▶ [SELECTED EXTRACT]
········

The Fourth day (27th Oct):

At 6:00 am, dad, Sharath, Ravi and myself took a walk around the shimmering sea. Nothing in the world was more relaxing. There was a cool breeze, fishermen were setting out to the sea, few were cycling along the shores, and everything seemed so cool. We began having plans for settling in Murudeshwara for life. We saw a fisherman who returned from his fishing and gathered around him. He had caught lots of big crabs, but tiny fishes.

Finally, we returned to our rooms, had bath, coffee and went to the Naveen Beach Restaurant for breakfast. Dad and Sharath went to the KSRTC ticket booking office. Food did not taste good here. We decided Kamat was the best restaurant. Our tickets to Bangalore were booked.

We moved on first towards the temple perched on a hillock by the shore. The temple that embodies a linga is believed to have erupted when Ravana flung the cloth covering the Atmalinga at Gokarna while lifting it. As one ascends the hillock, there is a shrine of Jattiga seated on a horse. There were a few paintings on the walls of the temple that were though funny, were also interesting.

Then, we took a ferry-ride around a small island. The ride was for about 15-20 minutes and cost Rs. 50 per seat. It was a nice little ride. We returned back to Kamat restaurant for supper. For a while we rested in our rooms.

Murudeshwara Beach:

Even though we had decided not to swim in the sea, the sight of water changed our plans. We jumped into the water and had our taste of fun. Murudeshwara is not a beach that’s known for safety. In fact, lots of them have drowned in Murudeshwara. But the sea currents were down, and swimming seemed to be quite safe. The sea floor was quite flat and it was quite safe as long as the water was chest-height, after which it begins getting deeper. We played Frisbee, swam and had a ton of fun there too. We never wanted to leave the place.

It was almost afternoon, and we wanted to be in time for the sunset. So we went back to our hotel, checked out one of the rooms at 4pm, and adjusted in a single room. We packed our entire luggage, and set out to the Sunset point with a camera and a bino. The sunset was the best one I had ever seen. The sun looked more like a fruit, and Ravi’s daughter Sahana was pestering her dad to get her that orange ball to play with. The sunset also brought an end to our tour. All the days of enjoyment seemed to come to a close, and everyone suddenly seemed to be reminded of their offices and the dreadful work. We returned to our rooms, checked out, and went straight to Kamat restaurant for dinner. It was still about 6:30pm. I did a bit of shopping myself, and finally went to the bus stand. The bus arrived at 7:50 pm.

········

▶ [ENTRIES]
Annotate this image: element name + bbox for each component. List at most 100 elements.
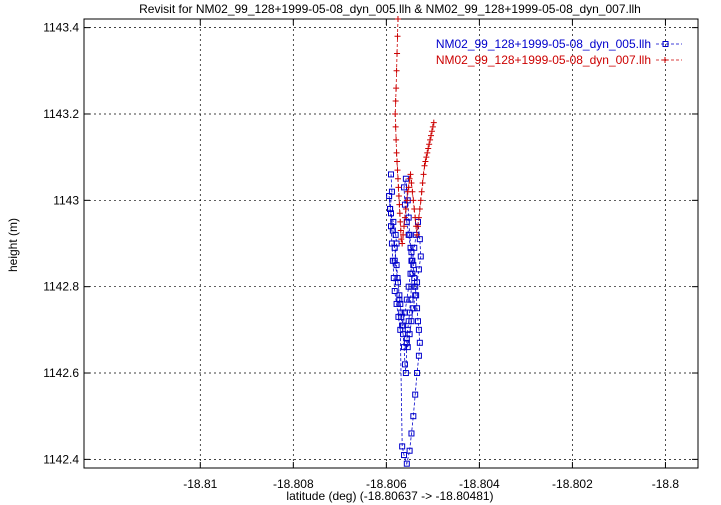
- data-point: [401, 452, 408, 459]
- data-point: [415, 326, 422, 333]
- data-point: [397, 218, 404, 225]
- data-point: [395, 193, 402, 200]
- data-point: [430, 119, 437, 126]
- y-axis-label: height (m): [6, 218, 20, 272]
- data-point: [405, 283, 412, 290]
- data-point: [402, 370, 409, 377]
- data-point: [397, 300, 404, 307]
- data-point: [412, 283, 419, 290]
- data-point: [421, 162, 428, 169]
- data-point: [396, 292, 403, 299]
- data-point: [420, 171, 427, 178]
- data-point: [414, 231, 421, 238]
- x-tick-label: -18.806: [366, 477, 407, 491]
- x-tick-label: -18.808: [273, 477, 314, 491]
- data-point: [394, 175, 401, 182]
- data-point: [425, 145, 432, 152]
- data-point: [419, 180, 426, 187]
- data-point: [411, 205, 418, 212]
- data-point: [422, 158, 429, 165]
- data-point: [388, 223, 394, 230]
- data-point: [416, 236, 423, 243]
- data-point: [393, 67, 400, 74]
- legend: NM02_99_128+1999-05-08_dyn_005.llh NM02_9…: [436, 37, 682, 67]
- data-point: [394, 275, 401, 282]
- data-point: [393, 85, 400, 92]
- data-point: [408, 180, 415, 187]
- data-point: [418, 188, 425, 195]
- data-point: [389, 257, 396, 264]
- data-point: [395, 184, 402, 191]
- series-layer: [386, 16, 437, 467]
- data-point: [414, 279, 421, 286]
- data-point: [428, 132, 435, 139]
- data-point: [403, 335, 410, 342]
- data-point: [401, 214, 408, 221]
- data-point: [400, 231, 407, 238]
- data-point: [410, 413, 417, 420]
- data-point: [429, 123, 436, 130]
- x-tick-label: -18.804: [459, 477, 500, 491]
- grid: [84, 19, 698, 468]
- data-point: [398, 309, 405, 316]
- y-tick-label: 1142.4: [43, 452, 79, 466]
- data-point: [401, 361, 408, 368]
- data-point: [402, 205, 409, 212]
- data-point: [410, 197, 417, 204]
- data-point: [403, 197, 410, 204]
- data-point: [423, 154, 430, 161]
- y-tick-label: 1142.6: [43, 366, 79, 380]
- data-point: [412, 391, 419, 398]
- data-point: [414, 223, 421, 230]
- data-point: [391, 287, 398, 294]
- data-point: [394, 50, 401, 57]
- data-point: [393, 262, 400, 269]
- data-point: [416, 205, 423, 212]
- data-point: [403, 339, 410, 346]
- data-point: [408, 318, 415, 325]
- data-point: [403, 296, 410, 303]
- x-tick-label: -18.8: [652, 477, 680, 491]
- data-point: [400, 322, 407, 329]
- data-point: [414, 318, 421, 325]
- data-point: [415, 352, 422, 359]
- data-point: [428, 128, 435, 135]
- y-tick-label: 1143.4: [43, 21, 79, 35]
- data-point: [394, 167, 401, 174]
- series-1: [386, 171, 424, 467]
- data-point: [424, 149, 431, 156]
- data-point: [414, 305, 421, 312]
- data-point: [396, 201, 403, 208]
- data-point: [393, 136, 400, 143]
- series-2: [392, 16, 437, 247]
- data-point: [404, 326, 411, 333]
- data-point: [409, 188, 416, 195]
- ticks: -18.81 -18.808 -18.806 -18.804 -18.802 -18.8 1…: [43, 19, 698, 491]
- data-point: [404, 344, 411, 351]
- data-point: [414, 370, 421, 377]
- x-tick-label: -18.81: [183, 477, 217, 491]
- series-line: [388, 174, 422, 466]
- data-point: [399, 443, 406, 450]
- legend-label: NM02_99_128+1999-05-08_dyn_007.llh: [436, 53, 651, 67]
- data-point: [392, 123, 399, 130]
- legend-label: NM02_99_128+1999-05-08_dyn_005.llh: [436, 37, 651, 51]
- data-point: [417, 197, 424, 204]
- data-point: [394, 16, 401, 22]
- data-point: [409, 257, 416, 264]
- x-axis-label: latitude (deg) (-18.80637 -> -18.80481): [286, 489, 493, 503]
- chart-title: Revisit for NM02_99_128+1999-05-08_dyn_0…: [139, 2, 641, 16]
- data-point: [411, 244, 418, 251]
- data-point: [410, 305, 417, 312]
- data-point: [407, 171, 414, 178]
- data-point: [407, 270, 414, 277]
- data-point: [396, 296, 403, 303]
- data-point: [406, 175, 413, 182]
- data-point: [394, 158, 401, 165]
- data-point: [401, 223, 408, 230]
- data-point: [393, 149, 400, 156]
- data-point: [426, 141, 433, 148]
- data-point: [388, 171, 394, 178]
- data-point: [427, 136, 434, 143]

········

▶ [EXERCISE SET]
• a. Please reproduce everything in the Murudeshwara trip account from "Then, we took" down to "leave the place.".
• b. Return each row that contains the string "axis", treating uppercase and lowercase as different.
The Murudeshwara trip account and the rows come from unrelated sources.

▶ [RESPONSES TO THE TASKS]
• a.
Then, we took a ferry-ride around a small island. The ride was for about 15-20 minutes and cost Rs. 50 per seat. It was a nice little ride. We returned back to Kamat restaurant for supper. For a while we rested in our rooms.

Murudeshwara Beach:

Even though we had decided not to swim in the sea, the sight of water changed our plans. We jumped into the water and had our taste of fun. Murudeshwara is not a beach that’s known for safety. In fact, lots of them have drowned in Murudeshwara. But the sea currents were down, and swimming seemed to be quite safe. The sea floor was quite flat and it was quite safe as long as the water was chest-height, after which it begins getting deeper. We played Frisbee, swam and had a ton of fun there too. We never wanted to leave the place.

• b.
- y-axis-label: height (m): [6, 218, 20, 272]
- x-axis-label: latitude (deg) (-18.80637 -> -18.80481): [286, 489, 493, 503]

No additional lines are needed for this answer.